Exercise aim
Using the entries that follow, count the lines containing the word "color" and give that number by itself.

Records for the exercise
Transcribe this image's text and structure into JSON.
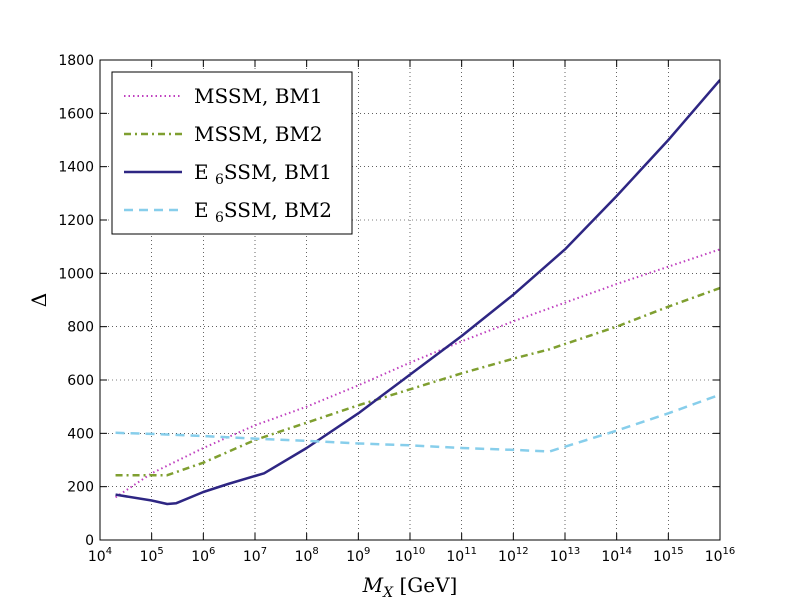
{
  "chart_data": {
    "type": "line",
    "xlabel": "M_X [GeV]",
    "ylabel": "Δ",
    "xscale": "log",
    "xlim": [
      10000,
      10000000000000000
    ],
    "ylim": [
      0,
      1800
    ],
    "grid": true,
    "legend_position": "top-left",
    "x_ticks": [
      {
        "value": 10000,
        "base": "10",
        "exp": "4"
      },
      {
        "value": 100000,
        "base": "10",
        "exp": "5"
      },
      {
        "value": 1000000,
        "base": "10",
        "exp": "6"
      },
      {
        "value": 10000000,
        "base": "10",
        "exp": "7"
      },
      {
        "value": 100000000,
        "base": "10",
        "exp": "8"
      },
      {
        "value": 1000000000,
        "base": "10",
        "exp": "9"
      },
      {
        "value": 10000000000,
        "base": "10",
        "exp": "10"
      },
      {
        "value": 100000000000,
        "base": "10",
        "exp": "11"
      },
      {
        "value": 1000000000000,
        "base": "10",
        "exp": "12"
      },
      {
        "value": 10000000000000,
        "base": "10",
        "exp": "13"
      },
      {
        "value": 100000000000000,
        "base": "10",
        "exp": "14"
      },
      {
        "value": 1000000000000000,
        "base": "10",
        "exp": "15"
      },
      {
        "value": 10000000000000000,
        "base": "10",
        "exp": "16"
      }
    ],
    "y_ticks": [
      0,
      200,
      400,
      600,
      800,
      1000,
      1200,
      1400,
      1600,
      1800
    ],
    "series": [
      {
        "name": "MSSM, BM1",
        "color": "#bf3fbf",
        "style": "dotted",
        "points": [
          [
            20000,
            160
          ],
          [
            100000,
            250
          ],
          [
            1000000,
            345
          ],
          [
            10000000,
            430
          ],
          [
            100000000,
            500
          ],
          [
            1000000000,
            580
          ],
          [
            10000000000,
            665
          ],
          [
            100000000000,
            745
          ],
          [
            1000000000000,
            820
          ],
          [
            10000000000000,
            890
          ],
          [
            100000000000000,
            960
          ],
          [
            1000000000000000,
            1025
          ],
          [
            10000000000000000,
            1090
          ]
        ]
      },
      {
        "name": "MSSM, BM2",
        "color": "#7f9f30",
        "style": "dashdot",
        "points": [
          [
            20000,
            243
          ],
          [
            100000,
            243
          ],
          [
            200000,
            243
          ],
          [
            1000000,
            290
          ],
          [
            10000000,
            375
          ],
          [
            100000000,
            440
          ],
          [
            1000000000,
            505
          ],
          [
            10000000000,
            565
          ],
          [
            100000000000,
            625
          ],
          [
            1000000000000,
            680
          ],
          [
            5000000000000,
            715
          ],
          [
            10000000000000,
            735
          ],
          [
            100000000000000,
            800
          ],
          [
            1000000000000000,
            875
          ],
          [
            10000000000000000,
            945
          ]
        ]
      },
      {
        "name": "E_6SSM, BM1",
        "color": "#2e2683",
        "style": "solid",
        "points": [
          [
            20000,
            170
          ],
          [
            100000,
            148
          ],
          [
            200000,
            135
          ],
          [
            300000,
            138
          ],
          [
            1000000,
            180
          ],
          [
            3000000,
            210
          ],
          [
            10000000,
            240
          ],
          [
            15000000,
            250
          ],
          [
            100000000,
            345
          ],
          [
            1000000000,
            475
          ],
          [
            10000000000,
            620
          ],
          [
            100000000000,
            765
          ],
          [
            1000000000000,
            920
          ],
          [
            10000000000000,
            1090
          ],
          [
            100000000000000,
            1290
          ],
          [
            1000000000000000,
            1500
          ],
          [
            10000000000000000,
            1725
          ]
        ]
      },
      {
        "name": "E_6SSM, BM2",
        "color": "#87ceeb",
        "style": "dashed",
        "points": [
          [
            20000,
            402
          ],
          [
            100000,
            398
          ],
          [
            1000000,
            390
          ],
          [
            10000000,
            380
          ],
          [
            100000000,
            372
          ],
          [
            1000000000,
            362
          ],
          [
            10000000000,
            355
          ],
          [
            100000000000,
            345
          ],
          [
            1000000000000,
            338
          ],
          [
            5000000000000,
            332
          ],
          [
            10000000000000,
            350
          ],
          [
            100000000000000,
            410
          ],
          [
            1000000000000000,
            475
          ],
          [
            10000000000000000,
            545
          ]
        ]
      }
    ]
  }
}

Answer below
4